◆ What you should do: Below is a block of records; repeat each one exactly.
-- Start Data entries --
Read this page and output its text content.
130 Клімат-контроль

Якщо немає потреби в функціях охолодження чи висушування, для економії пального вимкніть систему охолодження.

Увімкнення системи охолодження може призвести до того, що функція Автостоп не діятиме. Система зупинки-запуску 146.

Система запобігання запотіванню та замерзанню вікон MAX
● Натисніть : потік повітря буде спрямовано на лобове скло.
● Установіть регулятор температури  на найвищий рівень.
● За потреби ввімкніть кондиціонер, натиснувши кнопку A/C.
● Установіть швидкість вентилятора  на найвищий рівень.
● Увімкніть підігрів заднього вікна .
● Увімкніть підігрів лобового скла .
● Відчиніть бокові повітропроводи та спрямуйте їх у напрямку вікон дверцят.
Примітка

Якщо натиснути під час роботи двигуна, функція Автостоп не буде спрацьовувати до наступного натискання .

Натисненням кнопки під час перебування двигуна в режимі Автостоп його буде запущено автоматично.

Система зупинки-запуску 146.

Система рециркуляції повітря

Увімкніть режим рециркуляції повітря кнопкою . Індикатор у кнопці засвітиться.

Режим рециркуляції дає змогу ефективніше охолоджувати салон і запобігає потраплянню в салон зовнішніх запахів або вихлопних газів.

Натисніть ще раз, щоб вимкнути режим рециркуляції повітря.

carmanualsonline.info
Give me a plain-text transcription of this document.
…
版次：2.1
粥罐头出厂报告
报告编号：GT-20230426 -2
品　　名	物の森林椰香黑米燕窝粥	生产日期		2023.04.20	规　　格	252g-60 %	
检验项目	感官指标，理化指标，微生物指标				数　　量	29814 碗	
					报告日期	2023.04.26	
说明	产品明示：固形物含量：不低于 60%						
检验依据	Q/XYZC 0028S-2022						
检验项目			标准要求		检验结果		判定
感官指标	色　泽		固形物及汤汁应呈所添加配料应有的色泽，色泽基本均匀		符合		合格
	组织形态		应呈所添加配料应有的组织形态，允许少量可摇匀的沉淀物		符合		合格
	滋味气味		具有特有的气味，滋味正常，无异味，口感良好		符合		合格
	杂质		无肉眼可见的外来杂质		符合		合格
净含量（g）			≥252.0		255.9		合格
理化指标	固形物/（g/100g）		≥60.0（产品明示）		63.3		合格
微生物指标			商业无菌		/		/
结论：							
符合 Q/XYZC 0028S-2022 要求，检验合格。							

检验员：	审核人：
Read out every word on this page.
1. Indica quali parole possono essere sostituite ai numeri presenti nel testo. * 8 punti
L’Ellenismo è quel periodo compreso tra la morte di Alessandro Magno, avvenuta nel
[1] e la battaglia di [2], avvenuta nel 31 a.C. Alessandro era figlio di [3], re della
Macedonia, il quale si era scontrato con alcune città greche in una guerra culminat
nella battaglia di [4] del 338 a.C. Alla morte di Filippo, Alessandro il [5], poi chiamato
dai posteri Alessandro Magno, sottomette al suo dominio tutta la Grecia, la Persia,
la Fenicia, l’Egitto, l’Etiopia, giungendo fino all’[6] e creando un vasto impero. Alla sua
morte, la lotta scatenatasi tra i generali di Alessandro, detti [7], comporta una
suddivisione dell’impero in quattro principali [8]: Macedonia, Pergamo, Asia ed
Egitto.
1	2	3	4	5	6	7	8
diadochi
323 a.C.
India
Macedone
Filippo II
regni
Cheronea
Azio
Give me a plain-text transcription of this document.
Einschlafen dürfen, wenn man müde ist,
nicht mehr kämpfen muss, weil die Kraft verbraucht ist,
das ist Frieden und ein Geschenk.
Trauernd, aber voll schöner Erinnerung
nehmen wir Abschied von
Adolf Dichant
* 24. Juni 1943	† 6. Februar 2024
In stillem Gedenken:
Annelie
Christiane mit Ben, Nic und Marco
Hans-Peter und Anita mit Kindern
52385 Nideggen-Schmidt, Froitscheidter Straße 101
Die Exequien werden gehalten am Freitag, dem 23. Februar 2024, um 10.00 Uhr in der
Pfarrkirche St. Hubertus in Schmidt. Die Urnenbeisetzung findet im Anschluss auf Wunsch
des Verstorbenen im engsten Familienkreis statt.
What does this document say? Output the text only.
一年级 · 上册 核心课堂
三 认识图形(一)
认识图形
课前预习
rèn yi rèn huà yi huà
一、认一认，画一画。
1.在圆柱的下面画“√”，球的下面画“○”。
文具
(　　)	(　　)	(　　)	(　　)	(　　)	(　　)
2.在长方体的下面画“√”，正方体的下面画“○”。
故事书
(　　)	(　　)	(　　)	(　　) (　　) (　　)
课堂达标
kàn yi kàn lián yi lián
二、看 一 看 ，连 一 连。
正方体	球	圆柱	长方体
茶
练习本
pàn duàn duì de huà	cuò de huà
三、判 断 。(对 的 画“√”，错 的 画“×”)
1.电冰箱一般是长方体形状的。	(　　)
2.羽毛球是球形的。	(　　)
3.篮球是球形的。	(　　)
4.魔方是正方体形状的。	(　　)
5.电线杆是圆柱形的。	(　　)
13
-- End Data entries --
◆ Task output:
Read this page and output its text content.
130 Клімат-контроль

Якщо немає потреби в функціях охолодження чи висушування, для економії пального вимкніть систему охолодження.

Увімкнення системи охолодження може призвести до того, що функція Автостоп не діятиме. Система зупинки-запуску 146.

Система запобігання запотіванню та замерзанню вікон MAX
● Натисніть : потік повітря буде спрямовано на лобове скло.
● Установіть регулятор температури  на найвищий рівень.
● За потреби ввімкніть кондиціонер, натиснувши кнопку A/C.
● Установіть швидкість вентилятора  на найвищий рівень.
● Увімкніть підігрів заднього вікна .
● Увімкніть підігрів лобового скла .
● Відчиніть бокові повітропроводи та спрямуйте їх у напрямку вікон дверцят.
Примітка

Якщо натиснути під час роботи двигуна, функція Автостоп не буде спрацьовувати до наступного натискання .

Натисненням кнопки під час перебування двигуна в режимі Автостоп його буде запущено автоматично.

Система зупинки-запуску 146.

Система рециркуляції повітря

Увімкніть режим рециркуляції повітря кнопкою . Індикатор у кнопці засвітиться.

Режим рециркуляції дає змогу ефективніше охолоджувати салон і запобігає потраплянню в салон зовнішніх запахів або вихлопних газів.

Натисніть ще раз, щоб вимкнути режим рециркуляції повітря.

carmanualsonline.info
Give me a plain-text transcription of this document.
…
版次：2.1
粥罐头出厂报告
报告编号：GT-20230426 -2
品　　名	物の森林椰香黑米燕窝粥	生产日期		2023.04.20	规　　格	252g-60 %	
检验项目	感官指标，理化指标，微生物指标				数　　量	29814 碗	
					报告日期	2023.04.26	
说明	产品明示：固形物含量：不低于 60%						
检验依据	Q/XYZC 0028S-2022						
检验项目			标准要求		检验结果		判定
感官指标	色　泽		固形物及汤汁应呈所添加配料应有的色泽，色泽基本均匀		符合		合格
	组织形态		应呈所添加配料应有的组织形态，允许少量可摇匀的沉淀物		符合		合格
	滋味气味		具有特有的气味，滋味正常，无异味，口感良好		符合		合格
	杂质		无肉眼可见的外来杂质		符合		合格
净含量（g）			≥252.0		255.9		合格
理化指标	固形物/（g/100g）		≥60.0（产品明示）		63.3		合格
微生物指标			商业无菌		/		/
结论：							
符合 Q/XYZC 0028S-2022 要求，检验合格。							

检验员：	审核人：
Read out every word on this page.
1. Indica quali parole possono essere sostituite ai numeri presenti nel testo. * 8 punti
L’Ellenismo è quel periodo compreso tra la morte di Alessandro Magno, avvenuta nel
[1] e la battaglia di [2], avvenuta nel 31 a.C. Alessandro era figlio di [3], re della
Macedonia, il quale si era scontrato con alcune città greche in una guerra culminat
nella battaglia di [4] del 338 a.C. Alla morte di Filippo, Alessandro il [5], poi chiamato
dai posteri Alessandro Magno, sottomette al suo dominio tutta la Grecia, la Persia,
la Fenicia, l’Egitto, l’Etiopia, giungendo fino all’[6] e creando un vasto impero. Alla sua
morte, la lotta scatenatasi tra i generali di Alessandro, detti [7], comporta una
suddivisione dell’impero in quattro principali [8]: Macedonia, Pergamo, Asia ed
Egitto.
1	2	3	4	5	6	7	8
diadochi
323 a.C.
India
Macedone
Filippo II
regni
Cheronea
Azio
Give me a plain-text transcription of this document.
Einschlafen dürfen, wenn man müde ist,
nicht mehr kämpfen muss, weil die Kraft verbraucht ist,
das ist Frieden und ein Geschenk.
Trauernd, aber voll schöner Erinnerung
nehmen wir Abschied von
Adolf Dichant
* 24. Juni 1943	† 6. Februar 2024
In stillem Gedenken:
Annelie
Christiane mit Ben, Nic und Marco
Hans-Peter und Anita mit Kindern
52385 Nideggen-Schmidt, Froitscheidter Straße 101
Die Exequien werden gehalten am Freitag, dem 23. Februar 2024, um 10.00 Uhr in der
Pfarrkirche St. Hubertus in Schmidt. Die Urnenbeisetzung findet im Anschluss auf Wunsch
des Verstorbenen im engsten Familienkreis statt.
What does this document say? Output the text only.
一年级 · 上册 核心课堂
三 认识图形(一)
认识图形
课前预习
rèn yi rèn huà yi huà
一、认一认，画一画。
1.在圆柱的下面画“√”，球的下面画“○”。
文具
(　　)	(　　)	(　　)	(　　)	(　　)	(　　)
2.在长方体的下面画“√”，正方体的下面画“○”。
故事书
(　　)	(　　)	(　　)	(　　) (　　) (　　)
课堂达标
kàn yi kàn lián yi lián
二、看 一 看 ，连 一 连。
正方体	球	圆柱	长方体
茶
练习本
pàn duàn duì de huà	cuò de huà
三、判 断 。(对 的 画“√”，错 的 画“×”)
1.电冰箱一般是长方体形状的。	(　　)
2.羽毛球是球形的。	(　　)
3.篮球是球形的。	(　　)
4.魔方是正方体形状的。	(　　)
5.电线杆是圆柱形的。	(　　)
13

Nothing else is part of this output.